[start of Recorded data]
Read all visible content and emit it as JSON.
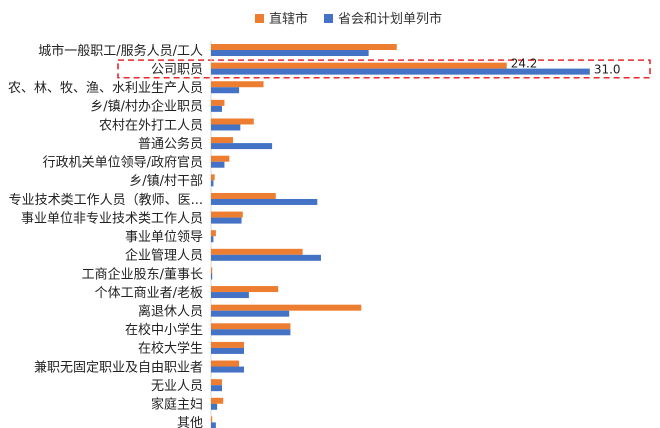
{
  "chart_data": {
    "type": "bar",
    "orientation": "horizontal",
    "categories": [
      "城市一般职工/服务人员/工人",
      "公司职员",
      "农、林、牧、渔、水利业生产人员",
      "乡/镇/村办企业职员",
      "农村在外打工人员",
      "普通公务员",
      "行政机关单位领导/政府官员",
      "乡/镇/村干部",
      "专业技术类工作人员（教师、医...",
      "事业单位非专业技术类工作人员",
      "事业单位领导",
      "企业管理人员",
      "工商企业股东/董事长",
      "个体工商业者/老板",
      "离退休人员",
      "在校中小学生",
      "在校大学生",
      "兼职无固定职业及自由职业者",
      "无业人员",
      "家庭主妇",
      "其他"
    ],
    "series": [
      {
        "name": "直辖市",
        "color": "#ED7D31",
        "values": [
          15.2,
          24.2,
          4.3,
          1.1,
          3.5,
          1.8,
          1.5,
          0.3,
          5.3,
          2.6,
          0.4,
          7.5,
          0.1,
          5.5,
          12.3,
          6.5,
          2.7,
          2.3,
          0.9,
          1.0,
          0.1
        ]
      },
      {
        "name": "省会和计划单列市",
        "color": "#4472C4",
        "values": [
          12.9,
          31.0,
          2.3,
          0.9,
          2.4,
          5.0,
          1.1,
          0.2,
          8.7,
          2.5,
          0.2,
          9.0,
          0.1,
          3.1,
          6.4,
          6.5,
          2.7,
          2.7,
          0.9,
          0.5,
          0.4
        ]
      }
    ],
    "data_labels": [
      {
        "category_index": 1,
        "series_index": 0,
        "text": "24.2"
      },
      {
        "category_index": 1,
        "series_index": 1,
        "text": "31.0"
      }
    ],
    "xlim": [
      0,
      32
    ],
    "x_axis_visible": false,
    "grid": false,
    "legend": "top-center",
    "highlight": {
      "category_index": 1,
      "style": "dashed red box",
      "color": "#E8282B"
    }
  }
}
[end of Recorded data]
The task - Copy every line above word for word and exclude the pictures.

Reply -
Read all visible content and emit it as JSON.
{
  "chart_data": {
    "type": "bar",
    "orientation": "horizontal",
    "categories": [
      "城市一般职工/服务人员/工人",
      "公司职员",
      "农、林、牧、渔、水利业生产人员",
      "乡/镇/村办企业职员",
      "农村在外打工人员",
      "普通公务员",
      "行政机关单位领导/政府官员",
      "乡/镇/村干部",
      "专业技术类工作人员（教师、医...",
      "事业单位非专业技术类工作人员",
      "事业单位领导",
      "企业管理人员",
      "工商企业股东/董事长",
      "个体工商业者/老板",
      "离退休人员",
      "在校中小学生",
      "在校大学生",
      "兼职无固定职业及自由职业者",
      "无业人员",
      "家庭主妇",
      "其他"
    ],
    "series": [
      {
        "name": "直辖市",
        "color": "#ED7D31",
        "values": [
          15.2,
          24.2,
          4.3,
          1.1,
          3.5,
          1.8,
          1.5,
          0.3,
          5.3,
          2.6,
          0.4,
          7.5,
          0.1,
          5.5,
          12.3,
          6.5,
          2.7,
          2.3,
          0.9,
          1.0,
          0.1
        ]
      },
      {
        "name": "省会和计划单列市",
        "color": "#4472C4",
        "values": [
          12.9,
          31.0,
          2.3,
          0.9,
          2.4,
          5.0,
          1.1,
          0.2,
          8.7,
          2.5,
          0.2,
          9.0,
          0.1,
          3.1,
          6.4,
          6.5,
          2.7,
          2.7,
          0.9,
          0.5,
          0.4
        ]
      }
    ],
    "data_labels": [
      {
        "category_index": 1,
        "series_index": 0,
        "text": "24.2"
      },
      {
        "category_index": 1,
        "series_index": 1,
        "text": "31.0"
      }
    ],
    "xlim": [
      0,
      32
    ],
    "x_axis_visible": false,
    "grid": false,
    "legend": "top-center",
    "highlight": {
      "category_index": 1,
      "style": "dashed red box",
      "color": "#E8282B"
    }
  }
}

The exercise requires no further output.